-- begin PROVIDED MATERIAL --

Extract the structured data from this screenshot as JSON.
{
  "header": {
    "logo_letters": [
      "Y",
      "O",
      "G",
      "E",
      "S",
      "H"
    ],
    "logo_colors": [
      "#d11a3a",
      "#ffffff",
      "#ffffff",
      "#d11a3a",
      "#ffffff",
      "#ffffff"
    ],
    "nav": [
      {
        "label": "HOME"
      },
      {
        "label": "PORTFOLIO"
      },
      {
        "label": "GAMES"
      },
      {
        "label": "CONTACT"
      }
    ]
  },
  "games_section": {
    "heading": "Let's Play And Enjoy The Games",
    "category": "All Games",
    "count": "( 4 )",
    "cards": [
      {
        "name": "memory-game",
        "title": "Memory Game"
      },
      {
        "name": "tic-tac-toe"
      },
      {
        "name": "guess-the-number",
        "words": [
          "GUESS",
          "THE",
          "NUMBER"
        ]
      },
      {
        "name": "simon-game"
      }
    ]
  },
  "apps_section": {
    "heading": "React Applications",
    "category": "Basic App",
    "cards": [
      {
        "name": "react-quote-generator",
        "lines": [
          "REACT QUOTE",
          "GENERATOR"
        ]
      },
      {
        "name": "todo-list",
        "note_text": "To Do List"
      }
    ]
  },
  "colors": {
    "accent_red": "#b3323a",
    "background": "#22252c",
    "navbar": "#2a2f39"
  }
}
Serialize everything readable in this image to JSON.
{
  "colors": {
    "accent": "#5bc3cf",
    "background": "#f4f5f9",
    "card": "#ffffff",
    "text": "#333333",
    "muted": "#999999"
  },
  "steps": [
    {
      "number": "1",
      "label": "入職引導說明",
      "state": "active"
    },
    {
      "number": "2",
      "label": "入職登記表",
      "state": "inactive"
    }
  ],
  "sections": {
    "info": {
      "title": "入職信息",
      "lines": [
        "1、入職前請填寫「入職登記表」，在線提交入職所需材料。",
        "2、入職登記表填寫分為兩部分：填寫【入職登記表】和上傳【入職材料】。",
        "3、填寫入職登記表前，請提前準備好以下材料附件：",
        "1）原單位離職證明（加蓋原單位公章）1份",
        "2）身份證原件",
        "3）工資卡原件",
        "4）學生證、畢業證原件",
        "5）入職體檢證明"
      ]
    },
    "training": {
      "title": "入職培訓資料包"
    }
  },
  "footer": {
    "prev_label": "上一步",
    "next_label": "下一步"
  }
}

-- end PROVIDED MATERIAL --

▶ _TASK_:
Return all of the above records exactly, leaving no line out.

▶ _ANSWER TO THIS TASK_:
Extract the structured data from this screenshot as JSON.
{
  "header": {
    "logo_letters": [
      "Y",
      "O",
      "G",
      "E",
      "S",
      "H"
    ],
    "logo_colors": [
      "#d11a3a",
      "#ffffff",
      "#ffffff",
      "#d11a3a",
      "#ffffff",
      "#ffffff"
    ],
    "nav": [
      {
        "label": "HOME"
      },
      {
        "label": "PORTFOLIO"
      },
      {
        "label": "GAMES"
      },
      {
        "label": "CONTACT"
      }
    ]
  },
  "games_section": {
    "heading": "Let's Play And Enjoy The Games",
    "category": "All Games",
    "count": "( 4 )",
    "cards": [
      {
        "name": "memory-game",
        "title": "Memory Game"
      },
      {
        "name": "tic-tac-toe"
      },
      {
        "name": "guess-the-number",
        "words": [
          "GUESS",
          "THE",
          "NUMBER"
        ]
      },
      {
        "name": "simon-game"
      }
    ]
  },
  "apps_section": {
    "heading": "React Applications",
    "category": "Basic App",
    "cards": [
      {
        "name": "react-quote-generator",
        "lines": [
          "REACT QUOTE",
          "GENERATOR"
        ]
      },
      {
        "name": "todo-list",
        "note_text": "To Do List"
      }
    ]
  },
  "colors": {
    "accent_red": "#b3323a",
    "background": "#22252c",
    "navbar": "#2a2f39"
  }
}
Serialize everything readable in this image to JSON.
{
  "colors": {
    "accent": "#5bc3cf",
    "background": "#f4f5f9",
    "card": "#ffffff",
    "text": "#333333",
    "muted": "#999999"
  },
  "steps": [
    {
      "number": "1",
      "label": "入職引導說明",
      "state": "active"
    },
    {
      "number": "2",
      "label": "入職登記表",
      "state": "inactive"
    }
  ],
  "sections": {
    "info": {
      "title": "入職信息",
      "lines": [
        "1、入職前請填寫「入職登記表」，在線提交入職所需材料。",
        "2、入職登記表填寫分為兩部分：填寫【入職登記表】和上傳【入職材料】。",
        "3、填寫入職登記表前，請提前準備好以下材料附件：",
        "1）原單位離職證明（加蓋原單位公章）1份",
        "2）身份證原件",
        "3）工資卡原件",
        "4）學生證、畢業證原件",
        "5）入職體檢證明"
      ]
    },
    "training": {
      "title": "入職培訓資料包"
    }
  },
  "footer": {
    "prev_label": "上一步",
    "next_label": "下一步"
  }
}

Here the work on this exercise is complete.